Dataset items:
|---|

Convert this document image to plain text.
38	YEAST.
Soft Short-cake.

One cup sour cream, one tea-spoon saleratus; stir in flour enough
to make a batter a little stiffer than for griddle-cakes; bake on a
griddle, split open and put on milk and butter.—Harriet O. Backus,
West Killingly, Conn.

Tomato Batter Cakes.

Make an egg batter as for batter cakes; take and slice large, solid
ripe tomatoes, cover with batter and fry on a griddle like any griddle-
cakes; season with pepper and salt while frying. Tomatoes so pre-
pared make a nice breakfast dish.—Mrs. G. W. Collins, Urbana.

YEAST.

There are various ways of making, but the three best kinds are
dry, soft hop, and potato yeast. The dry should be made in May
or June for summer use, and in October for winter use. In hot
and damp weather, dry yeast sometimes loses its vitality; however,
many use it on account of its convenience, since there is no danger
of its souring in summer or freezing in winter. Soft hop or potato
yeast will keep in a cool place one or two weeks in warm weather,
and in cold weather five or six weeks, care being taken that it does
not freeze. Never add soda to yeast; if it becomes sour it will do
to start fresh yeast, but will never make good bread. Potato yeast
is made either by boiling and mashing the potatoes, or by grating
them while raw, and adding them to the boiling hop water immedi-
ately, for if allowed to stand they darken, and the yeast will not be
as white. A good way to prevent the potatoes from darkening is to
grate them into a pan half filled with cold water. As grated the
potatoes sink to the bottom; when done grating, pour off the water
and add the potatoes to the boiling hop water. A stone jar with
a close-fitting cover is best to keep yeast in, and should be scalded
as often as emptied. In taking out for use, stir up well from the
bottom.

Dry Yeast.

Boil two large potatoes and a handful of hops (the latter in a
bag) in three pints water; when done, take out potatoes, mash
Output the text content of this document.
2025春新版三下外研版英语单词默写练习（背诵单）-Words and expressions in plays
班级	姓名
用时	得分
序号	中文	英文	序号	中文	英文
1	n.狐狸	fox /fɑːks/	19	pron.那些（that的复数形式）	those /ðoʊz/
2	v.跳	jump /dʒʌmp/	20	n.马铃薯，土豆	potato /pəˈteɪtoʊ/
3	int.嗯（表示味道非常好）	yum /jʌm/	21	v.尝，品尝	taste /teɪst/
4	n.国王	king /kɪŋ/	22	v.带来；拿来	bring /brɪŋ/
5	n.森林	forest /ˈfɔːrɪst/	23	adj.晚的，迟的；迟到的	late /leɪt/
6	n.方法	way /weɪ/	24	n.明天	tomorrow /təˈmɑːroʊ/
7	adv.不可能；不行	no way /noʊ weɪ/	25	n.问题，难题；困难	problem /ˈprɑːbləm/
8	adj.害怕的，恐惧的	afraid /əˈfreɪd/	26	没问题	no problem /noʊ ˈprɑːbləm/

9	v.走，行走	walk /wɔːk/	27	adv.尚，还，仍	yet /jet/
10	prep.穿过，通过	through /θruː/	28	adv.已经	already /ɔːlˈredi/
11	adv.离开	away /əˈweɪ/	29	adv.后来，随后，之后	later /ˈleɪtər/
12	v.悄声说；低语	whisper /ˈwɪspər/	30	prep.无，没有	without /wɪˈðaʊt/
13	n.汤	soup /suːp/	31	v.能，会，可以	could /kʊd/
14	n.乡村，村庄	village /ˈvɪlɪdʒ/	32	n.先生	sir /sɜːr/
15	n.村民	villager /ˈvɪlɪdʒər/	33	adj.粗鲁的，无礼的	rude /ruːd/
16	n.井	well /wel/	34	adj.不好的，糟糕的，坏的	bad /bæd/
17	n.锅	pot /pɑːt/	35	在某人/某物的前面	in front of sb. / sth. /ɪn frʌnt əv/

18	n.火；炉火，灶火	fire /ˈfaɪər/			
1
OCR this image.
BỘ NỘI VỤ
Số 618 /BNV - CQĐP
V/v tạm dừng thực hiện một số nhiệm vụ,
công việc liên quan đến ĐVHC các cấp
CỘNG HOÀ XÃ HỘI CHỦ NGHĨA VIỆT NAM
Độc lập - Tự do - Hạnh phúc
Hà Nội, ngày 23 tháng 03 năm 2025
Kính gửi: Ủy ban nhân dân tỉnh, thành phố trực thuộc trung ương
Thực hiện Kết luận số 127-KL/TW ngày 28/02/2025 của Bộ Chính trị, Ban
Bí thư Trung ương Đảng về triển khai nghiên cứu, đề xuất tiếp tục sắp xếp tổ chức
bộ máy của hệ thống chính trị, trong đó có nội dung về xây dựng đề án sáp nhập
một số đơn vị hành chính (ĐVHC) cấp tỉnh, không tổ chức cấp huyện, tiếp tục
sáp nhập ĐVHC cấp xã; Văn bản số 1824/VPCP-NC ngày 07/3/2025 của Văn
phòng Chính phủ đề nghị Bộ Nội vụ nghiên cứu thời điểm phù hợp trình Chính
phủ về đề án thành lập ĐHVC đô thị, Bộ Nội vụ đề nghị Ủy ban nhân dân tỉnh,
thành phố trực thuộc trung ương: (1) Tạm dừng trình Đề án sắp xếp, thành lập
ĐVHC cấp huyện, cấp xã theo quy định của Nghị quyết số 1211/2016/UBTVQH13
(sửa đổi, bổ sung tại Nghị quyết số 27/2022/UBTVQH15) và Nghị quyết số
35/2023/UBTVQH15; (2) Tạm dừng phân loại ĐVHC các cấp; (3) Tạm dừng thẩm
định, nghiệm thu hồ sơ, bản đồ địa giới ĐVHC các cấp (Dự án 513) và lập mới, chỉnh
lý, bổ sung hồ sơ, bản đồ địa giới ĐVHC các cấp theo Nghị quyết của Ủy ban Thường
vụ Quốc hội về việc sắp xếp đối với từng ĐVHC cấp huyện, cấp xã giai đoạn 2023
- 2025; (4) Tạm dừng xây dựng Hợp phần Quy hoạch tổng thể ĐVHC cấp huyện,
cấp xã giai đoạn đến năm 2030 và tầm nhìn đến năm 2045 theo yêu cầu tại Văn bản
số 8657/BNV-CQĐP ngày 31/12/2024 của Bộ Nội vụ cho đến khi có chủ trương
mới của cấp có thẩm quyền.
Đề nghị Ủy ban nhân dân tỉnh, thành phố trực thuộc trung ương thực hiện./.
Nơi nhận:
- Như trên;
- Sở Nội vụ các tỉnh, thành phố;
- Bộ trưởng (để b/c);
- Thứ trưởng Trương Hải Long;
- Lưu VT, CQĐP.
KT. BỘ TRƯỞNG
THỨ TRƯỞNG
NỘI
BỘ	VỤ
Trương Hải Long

|---|

Stated task:
List every line from the entries above in which "nhập" appears.

Written answer:
bộ máy của hệ thống chính trị, trong đó có nội dung về xây dựng đề án sáp nhập
sáp nhập ĐVHC cấp xã; Văn bản số 1824/VPCP-NC ngày 07/3/2025 của Văn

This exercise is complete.